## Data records
################
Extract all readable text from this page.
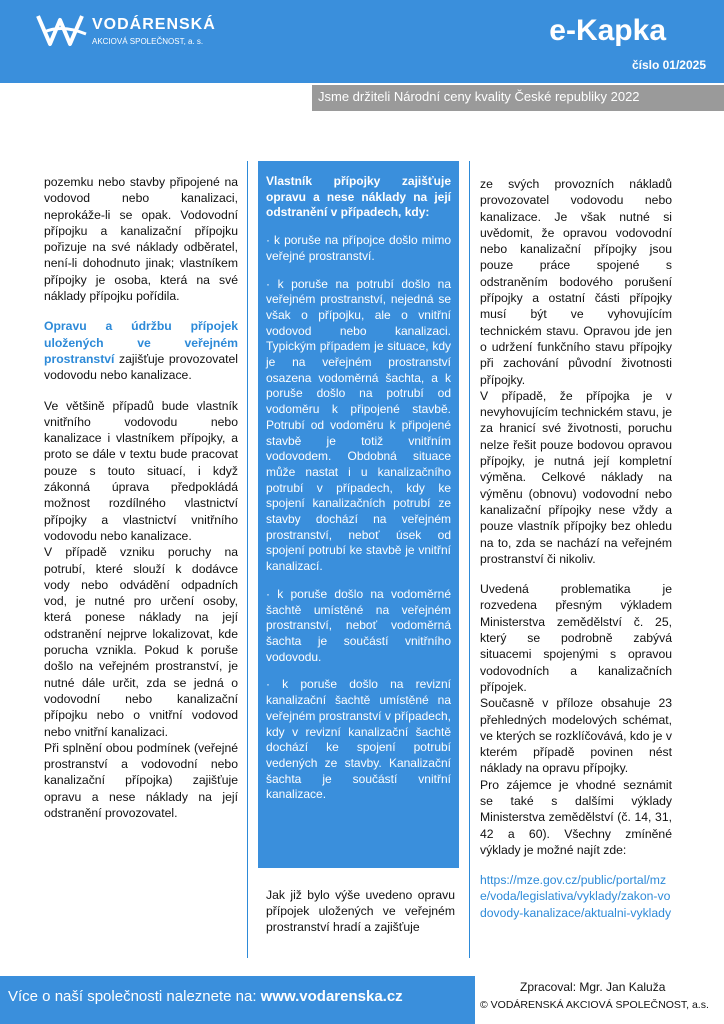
VODÁRENSKÁ
AKCIOVÁ SPOLEČNOST, a. s.	e-Kapka
číslo 01/2025
Jsme držiteli Národní ceny kvality České republiky 2022

pozemku nebo stavby připojené na vodovod nebo kanalizaci, neprokáže-li se opak. Vodovodní přípojku a kanalizační přípojku pořizuje na své náklady odběratel, není-li dohodnuto jinak; vlastníkem přípojky je osoba, která na své náklady přípojku pořídila.

Opravu a údržbu přípojek uložených ve veřejném prostranství zajišťuje provozovatel vodovodu nebo kanalizace.

Ve většině případů bude vlastník vnitřního vodovodu nebo kanalizace i vlastníkem přípojky, a proto se dále v textu bude pracovat pouze s touto situací, i když zákonná úprava předpokládá možnost rozdílného vlastnictví přípojky a vlastnictví vnitřního vodovodu nebo kanalizace.

V případě vzniku poruchy na potrubí, které slouží k dodávce vody nebo odvádění odpadních vod, je nutné pro určení osoby, která ponese náklady na její odstranění nejprve lokalizovat, kde porucha vznikla. Pokud k poruše došlo na veřejném prostranství, je nutné dále určit, zda se jedná o vodovodní nebo kanalizační přípojku nebo o vnitřní vodovod nebo vnitřní kanalizaci.

Při splnění obou podmínek (veřejné prostranství a vodovodní nebo kanalizační přípojka) zajišťuje opravu a nese náklady na její odstranění provozovatel.

Vlastník přípojky zajišťuje opravu a nese náklady na její odstranění v případech, kdy:

· k poruše na přípojce došlo mimo veřejné prostranství.

· k poruše na potrubí došlo na veřejném prostranství, nejedná se však o přípojku, ale o vnitřní vodovod nebo kanalizaci. Typickým případem je situace, kdy je na veřejném prostranství osazena vodoměrná šachta, a k poruše došlo na potrubí od vodoměru k připojené stavbě. Potrubí od vodoměru k připojené stavbě je totiž vnitřním vodovodem. Obdobná situace může nastat i u kanalizačního potrubí v případech, kdy ke spojení kanalizačních potrubí ze stavby dochází na veřejném prostranství, neboť úsek od spojení potrubí ke stavbě je vnitřní kanalizací.

· k poruše došlo na vodoměrné šachtě umístěné na veřejném prostranství, neboť vodoměrná šachta je součástí vnitřního vodovodu.

· k poruše došlo na revizní kanalizační šachtě umístěné na veřejném prostranství v případech, kdy v revizní kanalizační šachtě dochází ke spojení potrubí vedených ze stavby. Kanalizační šachta je součástí vnitřní kanalizace.

Jak již bylo výše uvedeno opravu přípojek uložených ve veřejném prostranství hradí a zajišťuje

ze svých provozních nákladů provozovatel vodovodu nebo kanalizace. Je však nutné si uvědomit, že opravou vodovodní nebo kanalizační přípojky jsou pouze práce spojené s odstraněním bodového porušení přípojky a ostatní části přípojky musí být ve vyhovujícím technickém stavu. Opravou jde jen o udržení funkčního stavu přípojky při zachování původní životnosti přípojky.

V případě, že přípojka je v nevyhovujícím technickém stavu, je za hranicí své životnosti, poruchu nelze řešit pouze bodovou opravou přípojky, je nutná její kompletní výměna. Celkové náklady na výměnu (obnovu) vodovodní nebo kanalizační přípojky nese vždy a pouze vlastník přípojky bez ohledu na to, zda se nachází na veřejném prostranství či nikoliv.

Uvedená problematika je rozvedena přesným výkladem Ministerstva zemědělství č. 25, který se podrobně zabývá situacemi spojenými s opravou vodovodních a kanalizačních přípojek.

Současně v příloze obsahuje 23 přehledných modelových schémat, ve kterých se rozklíčovává, kdo je v kterém případě povinen nést náklady na opravu přípojky.

Pro zájemce je vhodné seznámit se také s dalšími výklady Ministerstva zemědělství (č. 14, 31, 42 a 60). Všechny zmíněné výklady je možné najít zde:

https://mze.gov.cz/public/portal/mze/voda/legislativa/vyklady/zakon-vodovody-kanalizace/aktualni-vyklady

Více o naší společnosti naleznete na: www.vodarenska.cz
Zpracoval: Mgr. Jan Kaluža
© VODÁRENSKÁ AKCIOVÁ SPOLEČNOST, a.s.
################
## Requirements
Of the lines in the material, how many hold the word "přípojka"? Reply with the number only.

## Response
2